» Directions: Output an exact reproduction of the data.

═══ Given records

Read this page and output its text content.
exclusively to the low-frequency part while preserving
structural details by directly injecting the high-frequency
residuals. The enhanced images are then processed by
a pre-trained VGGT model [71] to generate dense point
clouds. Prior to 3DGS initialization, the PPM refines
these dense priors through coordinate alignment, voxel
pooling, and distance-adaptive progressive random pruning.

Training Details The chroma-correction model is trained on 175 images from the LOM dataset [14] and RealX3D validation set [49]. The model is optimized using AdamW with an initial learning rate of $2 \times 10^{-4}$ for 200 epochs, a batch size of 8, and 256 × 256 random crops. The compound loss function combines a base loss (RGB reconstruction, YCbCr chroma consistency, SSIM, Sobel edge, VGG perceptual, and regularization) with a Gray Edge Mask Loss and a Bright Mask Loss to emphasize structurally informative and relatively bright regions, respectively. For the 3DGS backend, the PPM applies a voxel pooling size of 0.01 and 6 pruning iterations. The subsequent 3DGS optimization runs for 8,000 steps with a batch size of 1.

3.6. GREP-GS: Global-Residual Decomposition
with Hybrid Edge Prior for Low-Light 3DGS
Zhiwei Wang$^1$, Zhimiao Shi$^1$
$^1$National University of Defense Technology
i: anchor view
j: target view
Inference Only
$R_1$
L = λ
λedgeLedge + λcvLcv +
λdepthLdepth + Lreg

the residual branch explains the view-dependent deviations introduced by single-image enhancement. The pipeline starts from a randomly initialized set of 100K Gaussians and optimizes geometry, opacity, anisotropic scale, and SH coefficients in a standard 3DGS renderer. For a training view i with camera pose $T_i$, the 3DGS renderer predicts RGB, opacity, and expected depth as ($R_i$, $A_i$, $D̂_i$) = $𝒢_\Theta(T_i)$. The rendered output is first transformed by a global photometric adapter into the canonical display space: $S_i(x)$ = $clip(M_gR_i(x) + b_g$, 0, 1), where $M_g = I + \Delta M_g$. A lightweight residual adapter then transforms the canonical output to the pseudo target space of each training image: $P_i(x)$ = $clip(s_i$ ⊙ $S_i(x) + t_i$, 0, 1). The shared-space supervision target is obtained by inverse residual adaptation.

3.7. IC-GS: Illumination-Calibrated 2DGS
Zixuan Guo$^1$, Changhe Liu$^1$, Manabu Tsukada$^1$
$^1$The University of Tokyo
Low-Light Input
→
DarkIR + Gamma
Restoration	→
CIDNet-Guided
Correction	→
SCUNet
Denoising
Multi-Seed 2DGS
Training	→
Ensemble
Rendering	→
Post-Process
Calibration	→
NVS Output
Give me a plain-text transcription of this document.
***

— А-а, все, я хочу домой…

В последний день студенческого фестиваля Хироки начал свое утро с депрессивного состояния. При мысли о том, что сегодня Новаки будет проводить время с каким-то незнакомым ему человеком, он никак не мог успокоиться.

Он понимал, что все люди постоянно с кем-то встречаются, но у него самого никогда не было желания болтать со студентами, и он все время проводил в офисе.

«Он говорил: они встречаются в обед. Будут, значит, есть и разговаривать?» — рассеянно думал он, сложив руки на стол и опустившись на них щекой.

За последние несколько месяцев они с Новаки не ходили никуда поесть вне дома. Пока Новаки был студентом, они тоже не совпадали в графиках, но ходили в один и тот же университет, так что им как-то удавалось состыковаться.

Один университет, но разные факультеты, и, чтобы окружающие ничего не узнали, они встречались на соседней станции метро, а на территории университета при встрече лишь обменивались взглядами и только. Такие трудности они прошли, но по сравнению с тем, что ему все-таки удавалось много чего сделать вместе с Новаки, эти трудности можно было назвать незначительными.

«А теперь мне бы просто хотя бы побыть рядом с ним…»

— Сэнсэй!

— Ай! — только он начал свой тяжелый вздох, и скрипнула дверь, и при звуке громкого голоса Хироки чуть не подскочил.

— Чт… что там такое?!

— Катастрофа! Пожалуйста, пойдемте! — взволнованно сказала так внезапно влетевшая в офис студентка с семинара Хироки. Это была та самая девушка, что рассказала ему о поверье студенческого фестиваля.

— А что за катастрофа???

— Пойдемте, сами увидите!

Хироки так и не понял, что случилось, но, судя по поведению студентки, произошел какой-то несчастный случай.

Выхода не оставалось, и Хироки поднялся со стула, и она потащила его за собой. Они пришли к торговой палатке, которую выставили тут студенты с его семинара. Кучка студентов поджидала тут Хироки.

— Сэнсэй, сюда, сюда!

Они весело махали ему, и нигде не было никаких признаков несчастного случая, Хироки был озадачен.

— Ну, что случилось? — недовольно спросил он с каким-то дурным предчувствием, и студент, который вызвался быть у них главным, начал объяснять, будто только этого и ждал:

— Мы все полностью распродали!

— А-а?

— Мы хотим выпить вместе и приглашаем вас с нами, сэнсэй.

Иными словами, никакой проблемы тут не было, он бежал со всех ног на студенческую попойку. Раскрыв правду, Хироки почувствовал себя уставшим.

══════

» Answer below:
Read this page and output its text content.
exclusively to the low-frequency part while preserving
structural details by directly injecting the high-frequency
residuals. The enhanced images are then processed by
a pre-trained VGGT model [71] to generate dense point
clouds. Prior to 3DGS initialization, the PPM refines
these dense priors through coordinate alignment, voxel
pooling, and distance-adaptive progressive random pruning.

Training Details The chroma-correction model is trained on 175 images from the LOM dataset [14] and RealX3D validation set [49]. The model is optimized using AdamW with an initial learning rate of $2 \times 10^{-4}$ for 200 epochs, a batch size of 8, and 256 × 256 random crops. The compound loss function combines a base loss (RGB reconstruction, YCbCr chroma consistency, SSIM, Sobel edge, VGG perceptual, and regularization) with a Gray Edge Mask Loss and a Bright Mask Loss to emphasize structurally informative and relatively bright regions, respectively. For the 3DGS backend, the PPM applies a voxel pooling size of 0.01 and 6 pruning iterations. The subsequent 3DGS optimization runs for 8,000 steps with a batch size of 1.

3.6. GREP-GS: Global-Residual Decomposition
with Hybrid Edge Prior for Low-Light 3DGS
Zhiwei Wang$^1$, Zhimiao Shi$^1$
$^1$National University of Defense Technology
i: anchor view
j: target view
Inference Only
$R_1$
L = λ
λedgeLedge + λcvLcv +
λdepthLdepth + Lreg

the residual branch explains the view-dependent deviations introduced by single-image enhancement. The pipeline starts from a randomly initialized set of 100K Gaussians and optimizes geometry, opacity, anisotropic scale, and SH coefficients in a standard 3DGS renderer. For a training view i with camera pose $T_i$, the 3DGS renderer predicts RGB, opacity, and expected depth as ($R_i$, $A_i$, $D̂_i$) = $𝒢_\Theta(T_i)$. The rendered output is first transformed by a global photometric adapter into the canonical display space: $S_i(x)$ = $clip(M_gR_i(x) + b_g$, 0, 1), where $M_g = I + \Delta M_g$. A lightweight residual adapter then transforms the canonical output to the pseudo target space of each training image: $P_i(x)$ = $clip(s_i$ ⊙ $S_i(x) + t_i$, 0, 1). The shared-space supervision target is obtained by inverse residual adaptation.

3.7. IC-GS: Illumination-Calibrated 2DGS
Zixuan Guo$^1$, Changhe Liu$^1$, Manabu Tsukada$^1$
$^1$The University of Tokyo
Low-Light Input
→
DarkIR + Gamma
Restoration	→
CIDNet-Guided
Correction	→
SCUNet
Denoising
Multi-Seed 2DGS
Training	→
Ensemble
Rendering	→
Post-Process
Calibration	→
NVS Output
Give me a plain-text transcription of this document.
***

— А-а, все, я хочу домой…

В последний день студенческого фестиваля Хироки начал свое утро с депрессивного состояния. При мысли о том, что сегодня Новаки будет проводить время с каким-то незнакомым ему человеком, он никак не мог успокоиться.

Он понимал, что все люди постоянно с кем-то встречаются, но у него самого никогда не было желания болтать со студентами, и он все время проводил в офисе.

«Он говорил: они встречаются в обед. Будут, значит, есть и разговаривать?» — рассеянно думал он, сложив руки на стол и опустившись на них щекой.

За последние несколько месяцев они с Новаки не ходили никуда поесть вне дома. Пока Новаки был студентом, они тоже не совпадали в графиках, но ходили в один и тот же университет, так что им как-то удавалось состыковаться.

Один университет, но разные факультеты, и, чтобы окружающие ничего не узнали, они встречались на соседней станции метро, а на территории университета при встрече лишь обменивались взглядами и только. Такие трудности они прошли, но по сравнению с тем, что ему все-таки удавалось много чего сделать вместе с Новаки, эти трудности можно было назвать незначительными.

«А теперь мне бы просто хотя бы побыть рядом с ним…»

— Сэнсэй!

— Ай! — только он начал свой тяжелый вздох, и скрипнула дверь, и при звуке громкого голоса Хироки чуть не подскочил.

— Чт… что там такое?!

— Катастрофа! Пожалуйста, пойдемте! — взволнованно сказала так внезапно влетевшая в офис студентка с семинара Хироки. Это была та самая девушка, что рассказала ему о поверье студенческого фестиваля.

— А что за катастрофа???

— Пойдемте, сами увидите!

Хироки так и не понял, что случилось, но, судя по поведению студентки, произошел какой-то несчастный случай.

Выхода не оставалось, и Хироки поднялся со стула, и она потащила его за собой. Они пришли к торговой палатке, которую выставили тут студенты с его семинара. Кучка студентов поджидала тут Хироки.

— Сэнсэй, сюда, сюда!

Они весело махали ему, и нигде не было никаких признаков несчастного случая, Хироки был озадачен.

— Ну, что случилось? — недовольно спросил он с каким-то дурным предчувствием, и студент, который вызвался быть у них главным, начал объяснять, будто только этого и ждал:

— Мы все полностью распродали!

— А-а?

— Мы хотим выпить вместе и приглашаем вас с нами, сэнсэй.

Иными словами, никакой проблемы тут не было, он бежал со всех ног на студенческую попойку. Раскрыв правду, Хироки почувствовал себя уставшим.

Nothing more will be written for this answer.